** start of Information supplied **

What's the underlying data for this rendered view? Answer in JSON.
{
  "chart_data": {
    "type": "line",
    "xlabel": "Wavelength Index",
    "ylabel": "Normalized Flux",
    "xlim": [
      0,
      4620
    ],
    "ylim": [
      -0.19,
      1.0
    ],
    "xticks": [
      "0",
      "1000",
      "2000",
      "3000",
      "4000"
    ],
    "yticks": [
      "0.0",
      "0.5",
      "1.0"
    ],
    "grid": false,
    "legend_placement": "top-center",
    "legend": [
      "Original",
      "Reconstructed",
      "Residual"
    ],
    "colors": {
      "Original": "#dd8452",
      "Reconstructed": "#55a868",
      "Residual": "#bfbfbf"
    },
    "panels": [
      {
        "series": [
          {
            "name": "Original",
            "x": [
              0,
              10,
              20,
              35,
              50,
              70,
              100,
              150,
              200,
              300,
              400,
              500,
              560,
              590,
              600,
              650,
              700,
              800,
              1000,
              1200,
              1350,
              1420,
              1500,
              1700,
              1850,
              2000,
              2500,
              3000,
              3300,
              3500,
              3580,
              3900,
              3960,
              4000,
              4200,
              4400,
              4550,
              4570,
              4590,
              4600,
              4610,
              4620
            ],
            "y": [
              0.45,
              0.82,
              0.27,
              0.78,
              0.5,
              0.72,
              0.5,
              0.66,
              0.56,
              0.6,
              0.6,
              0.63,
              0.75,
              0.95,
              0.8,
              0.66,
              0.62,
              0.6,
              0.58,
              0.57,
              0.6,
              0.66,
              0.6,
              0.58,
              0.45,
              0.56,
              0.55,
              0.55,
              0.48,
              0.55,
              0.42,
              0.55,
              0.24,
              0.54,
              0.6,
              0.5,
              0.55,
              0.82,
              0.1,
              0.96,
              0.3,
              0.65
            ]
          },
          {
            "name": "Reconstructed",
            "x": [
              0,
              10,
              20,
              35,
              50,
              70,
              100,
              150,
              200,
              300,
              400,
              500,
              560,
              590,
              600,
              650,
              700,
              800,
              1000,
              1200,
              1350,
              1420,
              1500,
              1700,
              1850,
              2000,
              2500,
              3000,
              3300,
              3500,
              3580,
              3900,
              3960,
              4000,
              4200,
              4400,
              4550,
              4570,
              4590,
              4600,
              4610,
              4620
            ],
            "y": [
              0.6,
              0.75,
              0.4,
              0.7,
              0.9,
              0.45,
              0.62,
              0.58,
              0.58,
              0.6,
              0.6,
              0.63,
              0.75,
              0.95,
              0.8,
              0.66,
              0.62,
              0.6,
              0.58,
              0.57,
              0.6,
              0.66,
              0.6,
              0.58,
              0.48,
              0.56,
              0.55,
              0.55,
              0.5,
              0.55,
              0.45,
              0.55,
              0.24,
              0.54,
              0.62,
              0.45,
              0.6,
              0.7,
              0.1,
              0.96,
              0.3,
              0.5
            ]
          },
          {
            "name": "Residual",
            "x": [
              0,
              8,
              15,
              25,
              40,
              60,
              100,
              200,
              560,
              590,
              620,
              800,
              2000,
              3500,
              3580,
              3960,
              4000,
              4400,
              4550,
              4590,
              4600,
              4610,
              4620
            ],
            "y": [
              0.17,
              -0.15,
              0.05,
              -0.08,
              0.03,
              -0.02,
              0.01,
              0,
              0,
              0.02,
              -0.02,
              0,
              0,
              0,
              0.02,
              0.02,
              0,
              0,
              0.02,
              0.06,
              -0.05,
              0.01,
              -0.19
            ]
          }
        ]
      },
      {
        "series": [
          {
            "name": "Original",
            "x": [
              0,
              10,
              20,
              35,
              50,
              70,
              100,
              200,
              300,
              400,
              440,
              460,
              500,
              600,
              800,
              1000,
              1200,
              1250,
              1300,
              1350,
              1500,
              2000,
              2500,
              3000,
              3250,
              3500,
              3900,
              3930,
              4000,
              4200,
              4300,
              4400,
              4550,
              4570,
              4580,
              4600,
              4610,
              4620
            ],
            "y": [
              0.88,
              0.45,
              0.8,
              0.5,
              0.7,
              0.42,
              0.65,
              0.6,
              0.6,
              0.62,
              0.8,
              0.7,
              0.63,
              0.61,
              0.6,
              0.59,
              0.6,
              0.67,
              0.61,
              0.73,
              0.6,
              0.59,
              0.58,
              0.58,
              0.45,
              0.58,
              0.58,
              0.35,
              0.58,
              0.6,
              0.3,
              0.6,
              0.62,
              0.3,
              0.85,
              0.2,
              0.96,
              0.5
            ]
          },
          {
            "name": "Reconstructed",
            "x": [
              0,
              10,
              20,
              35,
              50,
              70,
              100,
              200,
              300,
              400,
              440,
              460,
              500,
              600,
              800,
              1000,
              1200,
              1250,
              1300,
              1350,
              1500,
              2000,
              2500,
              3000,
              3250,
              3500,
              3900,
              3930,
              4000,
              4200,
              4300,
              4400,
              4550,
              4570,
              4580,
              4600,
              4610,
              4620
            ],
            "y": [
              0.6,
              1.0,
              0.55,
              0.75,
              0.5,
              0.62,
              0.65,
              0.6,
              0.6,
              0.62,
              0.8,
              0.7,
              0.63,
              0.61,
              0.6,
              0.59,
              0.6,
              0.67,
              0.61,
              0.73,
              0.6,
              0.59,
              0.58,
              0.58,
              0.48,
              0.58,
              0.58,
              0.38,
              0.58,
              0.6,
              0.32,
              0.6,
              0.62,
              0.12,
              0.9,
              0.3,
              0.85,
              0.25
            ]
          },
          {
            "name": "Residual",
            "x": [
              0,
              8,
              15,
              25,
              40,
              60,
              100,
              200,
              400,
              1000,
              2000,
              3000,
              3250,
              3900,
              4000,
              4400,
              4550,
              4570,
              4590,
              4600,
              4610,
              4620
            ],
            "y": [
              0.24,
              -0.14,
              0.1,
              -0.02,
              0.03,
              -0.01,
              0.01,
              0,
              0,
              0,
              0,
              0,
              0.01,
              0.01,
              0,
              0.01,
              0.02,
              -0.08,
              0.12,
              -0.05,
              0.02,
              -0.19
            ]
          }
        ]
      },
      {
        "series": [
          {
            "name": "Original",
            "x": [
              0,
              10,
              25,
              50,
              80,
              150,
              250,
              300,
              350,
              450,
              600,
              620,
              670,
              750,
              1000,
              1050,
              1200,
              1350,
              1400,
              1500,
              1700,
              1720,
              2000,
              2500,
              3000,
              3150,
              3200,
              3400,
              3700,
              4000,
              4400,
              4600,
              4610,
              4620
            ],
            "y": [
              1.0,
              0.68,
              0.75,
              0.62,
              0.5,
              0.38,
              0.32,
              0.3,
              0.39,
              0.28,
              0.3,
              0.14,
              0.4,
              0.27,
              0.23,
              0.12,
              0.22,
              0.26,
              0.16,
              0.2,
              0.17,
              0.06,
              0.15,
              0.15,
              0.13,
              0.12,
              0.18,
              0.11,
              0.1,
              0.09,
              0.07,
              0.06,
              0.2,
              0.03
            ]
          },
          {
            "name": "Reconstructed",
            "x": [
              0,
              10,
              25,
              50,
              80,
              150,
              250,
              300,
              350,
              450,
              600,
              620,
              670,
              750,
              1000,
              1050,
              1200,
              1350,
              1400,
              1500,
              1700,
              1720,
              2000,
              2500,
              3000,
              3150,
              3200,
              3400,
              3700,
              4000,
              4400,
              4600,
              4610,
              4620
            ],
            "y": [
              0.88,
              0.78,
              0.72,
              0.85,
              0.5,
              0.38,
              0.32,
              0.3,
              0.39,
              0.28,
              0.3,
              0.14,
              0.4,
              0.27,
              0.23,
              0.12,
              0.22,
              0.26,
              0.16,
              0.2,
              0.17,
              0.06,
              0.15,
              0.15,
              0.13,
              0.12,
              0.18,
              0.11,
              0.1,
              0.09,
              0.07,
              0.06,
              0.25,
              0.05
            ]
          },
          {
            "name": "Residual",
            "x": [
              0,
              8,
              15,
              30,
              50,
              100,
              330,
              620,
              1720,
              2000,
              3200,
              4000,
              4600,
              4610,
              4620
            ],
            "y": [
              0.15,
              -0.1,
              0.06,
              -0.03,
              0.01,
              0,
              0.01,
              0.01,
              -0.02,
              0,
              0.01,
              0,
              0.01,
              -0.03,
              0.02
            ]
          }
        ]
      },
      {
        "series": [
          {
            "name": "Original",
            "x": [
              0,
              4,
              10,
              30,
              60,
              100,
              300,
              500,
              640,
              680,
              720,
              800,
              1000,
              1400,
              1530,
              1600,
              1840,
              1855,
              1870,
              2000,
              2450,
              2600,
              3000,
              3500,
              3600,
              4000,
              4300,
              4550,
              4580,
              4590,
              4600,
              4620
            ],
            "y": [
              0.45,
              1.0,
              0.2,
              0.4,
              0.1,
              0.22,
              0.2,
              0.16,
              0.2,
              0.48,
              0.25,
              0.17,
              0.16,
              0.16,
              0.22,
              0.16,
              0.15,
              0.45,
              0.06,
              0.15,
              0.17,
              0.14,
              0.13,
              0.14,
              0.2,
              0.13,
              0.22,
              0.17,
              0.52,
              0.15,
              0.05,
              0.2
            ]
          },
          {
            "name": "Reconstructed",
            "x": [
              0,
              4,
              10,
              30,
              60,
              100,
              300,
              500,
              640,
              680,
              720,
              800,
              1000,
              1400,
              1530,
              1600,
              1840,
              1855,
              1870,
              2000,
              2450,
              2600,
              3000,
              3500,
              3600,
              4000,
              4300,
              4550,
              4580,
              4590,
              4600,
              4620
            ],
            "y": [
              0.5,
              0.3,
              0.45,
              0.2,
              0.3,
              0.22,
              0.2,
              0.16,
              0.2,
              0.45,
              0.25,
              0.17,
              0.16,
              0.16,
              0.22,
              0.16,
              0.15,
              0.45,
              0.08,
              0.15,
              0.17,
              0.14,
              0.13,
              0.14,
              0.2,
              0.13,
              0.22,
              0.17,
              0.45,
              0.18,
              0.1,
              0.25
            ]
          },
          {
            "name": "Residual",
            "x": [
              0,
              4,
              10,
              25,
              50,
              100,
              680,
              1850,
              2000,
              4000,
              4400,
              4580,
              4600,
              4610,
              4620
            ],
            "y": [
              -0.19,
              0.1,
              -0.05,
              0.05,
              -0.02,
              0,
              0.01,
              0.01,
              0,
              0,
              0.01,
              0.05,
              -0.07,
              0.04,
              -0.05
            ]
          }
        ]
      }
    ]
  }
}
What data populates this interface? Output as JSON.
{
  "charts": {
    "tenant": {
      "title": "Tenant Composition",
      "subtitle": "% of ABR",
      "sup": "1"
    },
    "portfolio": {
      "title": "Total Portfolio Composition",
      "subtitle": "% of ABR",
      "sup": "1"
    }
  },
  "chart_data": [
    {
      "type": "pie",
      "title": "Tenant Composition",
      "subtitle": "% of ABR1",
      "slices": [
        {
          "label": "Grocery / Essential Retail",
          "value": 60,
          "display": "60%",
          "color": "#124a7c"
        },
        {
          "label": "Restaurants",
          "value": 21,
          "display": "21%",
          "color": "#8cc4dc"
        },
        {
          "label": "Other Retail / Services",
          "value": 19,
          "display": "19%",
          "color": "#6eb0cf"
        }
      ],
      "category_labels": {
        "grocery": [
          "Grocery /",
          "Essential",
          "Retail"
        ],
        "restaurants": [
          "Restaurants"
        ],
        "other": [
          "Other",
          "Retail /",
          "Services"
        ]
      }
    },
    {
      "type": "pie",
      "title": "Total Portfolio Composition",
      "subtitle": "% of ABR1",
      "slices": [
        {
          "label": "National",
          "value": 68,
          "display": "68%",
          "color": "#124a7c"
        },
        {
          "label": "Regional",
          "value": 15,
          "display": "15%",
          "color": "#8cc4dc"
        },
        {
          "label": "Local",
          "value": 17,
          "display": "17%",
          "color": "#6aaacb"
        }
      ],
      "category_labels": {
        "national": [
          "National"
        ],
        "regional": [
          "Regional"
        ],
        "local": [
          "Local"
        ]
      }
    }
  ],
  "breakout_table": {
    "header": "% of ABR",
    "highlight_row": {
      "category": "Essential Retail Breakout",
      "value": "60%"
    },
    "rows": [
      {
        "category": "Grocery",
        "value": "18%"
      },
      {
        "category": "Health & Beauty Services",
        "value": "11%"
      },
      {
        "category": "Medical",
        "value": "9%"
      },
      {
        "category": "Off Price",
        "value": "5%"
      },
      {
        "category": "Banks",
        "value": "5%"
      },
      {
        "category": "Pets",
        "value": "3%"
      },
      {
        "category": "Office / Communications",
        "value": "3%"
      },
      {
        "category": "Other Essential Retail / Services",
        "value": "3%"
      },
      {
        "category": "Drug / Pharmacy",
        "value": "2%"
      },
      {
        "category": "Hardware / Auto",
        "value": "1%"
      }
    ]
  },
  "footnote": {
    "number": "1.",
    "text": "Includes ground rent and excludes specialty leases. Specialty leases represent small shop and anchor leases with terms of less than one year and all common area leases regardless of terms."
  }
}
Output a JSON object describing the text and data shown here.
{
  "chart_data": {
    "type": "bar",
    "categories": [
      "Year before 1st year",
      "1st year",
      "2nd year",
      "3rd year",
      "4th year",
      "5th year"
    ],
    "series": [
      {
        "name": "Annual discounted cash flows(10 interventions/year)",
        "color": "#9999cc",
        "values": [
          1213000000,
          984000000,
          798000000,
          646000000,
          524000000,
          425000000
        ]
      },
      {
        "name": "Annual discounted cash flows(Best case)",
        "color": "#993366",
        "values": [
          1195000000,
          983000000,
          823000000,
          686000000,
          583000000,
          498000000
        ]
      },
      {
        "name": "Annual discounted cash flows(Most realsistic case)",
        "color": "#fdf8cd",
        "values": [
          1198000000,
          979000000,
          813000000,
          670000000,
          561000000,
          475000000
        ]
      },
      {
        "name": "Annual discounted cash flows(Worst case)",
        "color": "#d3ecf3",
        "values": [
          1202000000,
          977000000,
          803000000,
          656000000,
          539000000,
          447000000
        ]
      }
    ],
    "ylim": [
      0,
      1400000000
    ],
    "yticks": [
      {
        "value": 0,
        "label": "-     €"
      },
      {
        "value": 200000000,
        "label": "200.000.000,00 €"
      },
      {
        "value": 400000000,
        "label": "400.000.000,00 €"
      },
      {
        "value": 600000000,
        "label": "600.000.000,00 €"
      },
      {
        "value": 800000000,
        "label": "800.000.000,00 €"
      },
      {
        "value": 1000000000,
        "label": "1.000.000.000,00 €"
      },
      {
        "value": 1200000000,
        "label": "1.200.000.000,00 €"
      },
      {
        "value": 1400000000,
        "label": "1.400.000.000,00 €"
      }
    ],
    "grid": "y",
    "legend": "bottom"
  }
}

** end of Information supplied **

Given exercise =
Show all lines from the listing above in which "cash" appears.

Answer for the task =
        "name": "Annual discounted cash flows(10 interventions/year)",
        "name": "Annual discounted cash flows(Best case)",
        "name": "Annual discounted cash flows(Most realsistic case)",
        "name": "Annual discounted cash flows(Worst case)",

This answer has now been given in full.